[SET PROBLEM]: Identify the lines that contain the string "Forever" and report only how many there are.

Data excerpts:
■ ■ ■
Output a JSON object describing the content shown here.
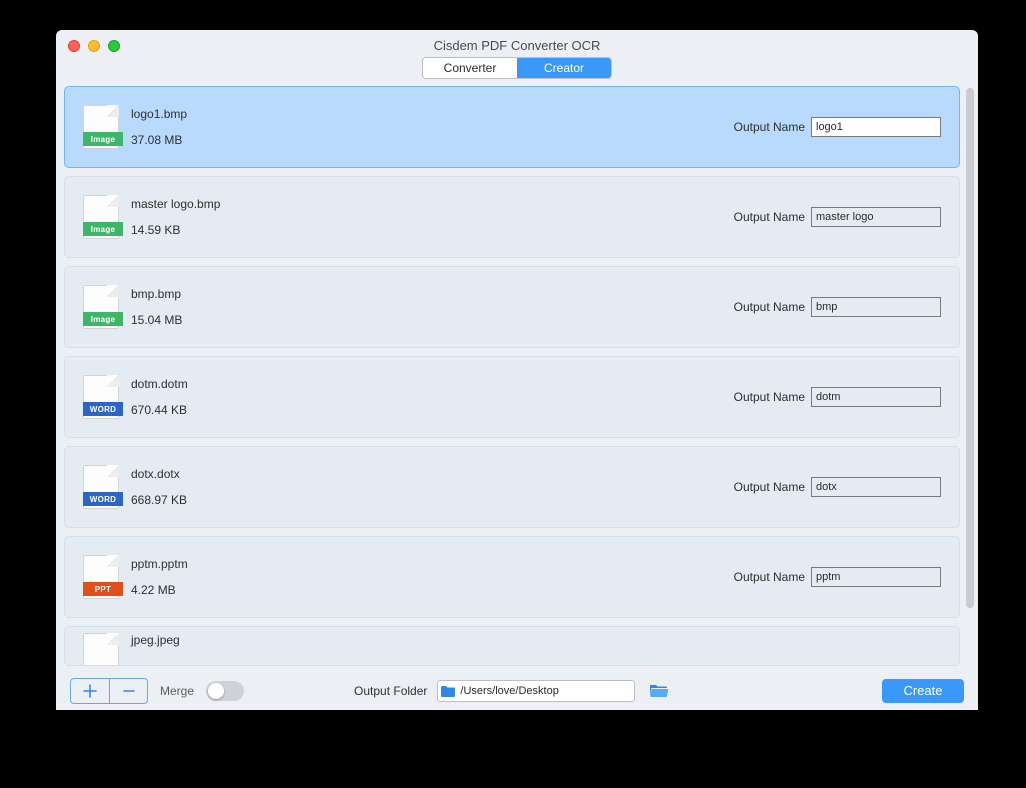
{
  "title": "Cisdem PDF Converter OCR",
  "tabs": {
    "left": "Converter",
    "right": "Creator",
    "active": "right"
  },
  "output_name_label": "Output Name",
  "files": [
    {
      "name": "logo1.bmp",
      "size": "37.08 MB",
      "type": "Image",
      "out": "logo1",
      "selected": true
    },
    {
      "name": "master logo.bmp",
      "size": "14.59 KB",
      "type": "Image",
      "out": "master logo",
      "selected": false
    },
    {
      "name": "bmp.bmp",
      "size": "15.04 MB",
      "type": "Image",
      "out": "bmp",
      "selected": false
    },
    {
      "name": "dotm.dotm",
      "size": "670.44 KB",
      "type": "WORD",
      "out": "dotm",
      "selected": false
    },
    {
      "name": "dotx.dotx",
      "size": "668.97 KB",
      "type": "WORD",
      "out": "dotx",
      "selected": false
    },
    {
      "name": "pptm.pptm",
      "size": "4.22 MB",
      "type": "PPT",
      "out": "pptm",
      "selected": false
    },
    {
      "name": "jpeg.jpeg",
      "size": "",
      "type": "",
      "out": "",
      "selected": false,
      "cut": true
    }
  ],
  "footer": {
    "merge_label": "Merge",
    "output_folder_label": "Output Folder",
    "output_folder_path": "/Users/love/Desktop",
    "create_label": "Create"
  },
  "icon_tag_text": {
    "Image": "Image",
    "WORD": "WORD",
    "PPT": "PPT"
  }
}
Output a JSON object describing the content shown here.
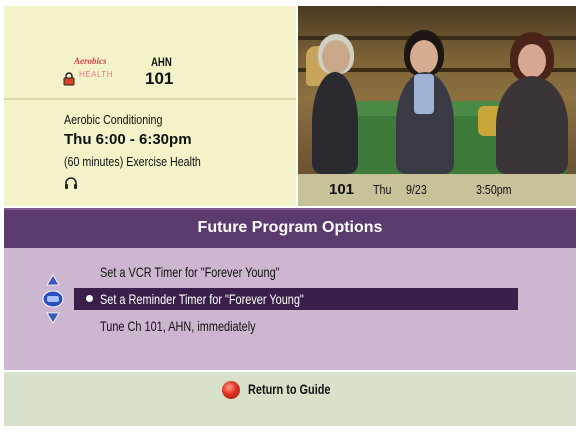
{
  "channel": {
    "logo_text_top": "Aerobics",
    "logo_text_bottom": "HEALTH",
    "callsign": "AHN",
    "number": "101"
  },
  "program": {
    "title": "Aerobic Conditioning",
    "time": "Thu 6:00 - 6:30pm",
    "description": "(60 minutes) Exercise Health"
  },
  "video_status": {
    "channel": "101",
    "day": "Thu",
    "date": "9/23",
    "time": "3:50pm"
  },
  "title_bar": {
    "title": "Future Program Options"
  },
  "options": [
    {
      "label": "Set a VCR Timer for \"Forever Young\""
    },
    {
      "label": "Set a Reminder Timer for \"Forever Young\"",
      "selected": true
    },
    {
      "label": "Tune Ch 101, AHN, immediately"
    }
  ],
  "footer": {
    "button_icon": "red-button-icon",
    "label": "Return to Guide"
  },
  "colors": {
    "info_bg": "#f4f2c9",
    "title_bar": "#5b3a6e",
    "options_bg": "#cdb7d0",
    "selected_row": "#3a1f4a",
    "footer_bg": "#d8e2cb"
  }
}
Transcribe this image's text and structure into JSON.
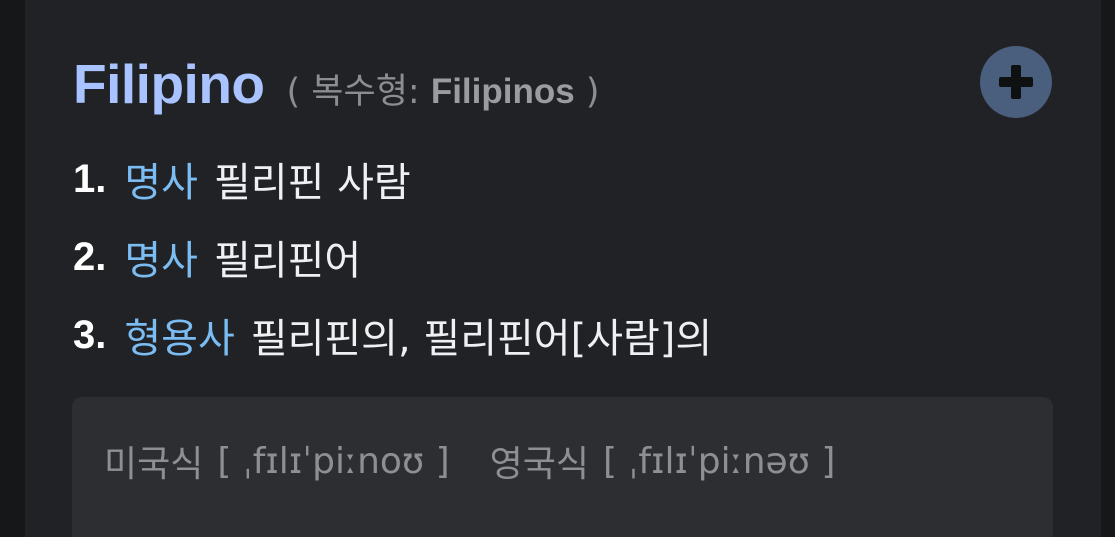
{
  "entry": {
    "headword": "Filipino",
    "plural_open": "( 복수형: ",
    "plural_word": "Filipinos",
    "plural_close": " )"
  },
  "add_button": {
    "icon": "plus-icon"
  },
  "senses": [
    {
      "num": "1.",
      "pos": "명사",
      "meaning": "필리핀 사람"
    },
    {
      "num": "2.",
      "pos": "명사",
      "meaning": "필리핀어"
    },
    {
      "num": "3.",
      "pos": "형용사",
      "meaning": "필리핀의, 필리핀어[사람]의"
    }
  ],
  "pronunciation": {
    "us_label": "미국식",
    "us_ipa": "[ ˌfɪlɪˈpiːnoʊ ]",
    "uk_label": "영국식",
    "uk_ipa": "[ ˌfɪlɪˈpiːnəʊ ]"
  },
  "colors": {
    "headword": "#a8c3ff",
    "pos": "#7bbcf2",
    "add_button_bg": "#4a5e7e",
    "card_bg": "#202225"
  }
}
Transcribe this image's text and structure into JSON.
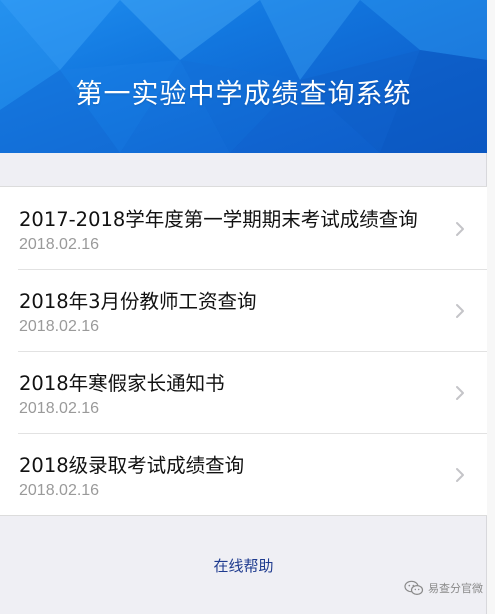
■ ■ ■
[COMPLETED TASK]: 2